*Data lines*.

□ □ □

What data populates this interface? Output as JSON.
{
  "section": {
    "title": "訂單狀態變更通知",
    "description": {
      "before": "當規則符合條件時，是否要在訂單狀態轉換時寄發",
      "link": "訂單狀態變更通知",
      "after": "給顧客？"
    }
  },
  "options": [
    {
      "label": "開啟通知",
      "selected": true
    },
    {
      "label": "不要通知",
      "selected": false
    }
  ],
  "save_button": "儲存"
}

□ □ □

Reproduce all of the records exactly.

What data populates this interface? Output as JSON.
{
  "section": {
    "title": "訂單狀態變更通知",
    "description": {
      "before": "當規則符合條件時，是否要在訂單狀態轉換時寄發",
      "link": "訂單狀態變更通知",
      "after": "給顧客？"
    }
  },
  "options": [
    {
      "label": "開啟通知",
      "selected": true
    },
    {
      "label": "不要通知",
      "selected": false
    }
  ],
  "save_button": "儲存"
}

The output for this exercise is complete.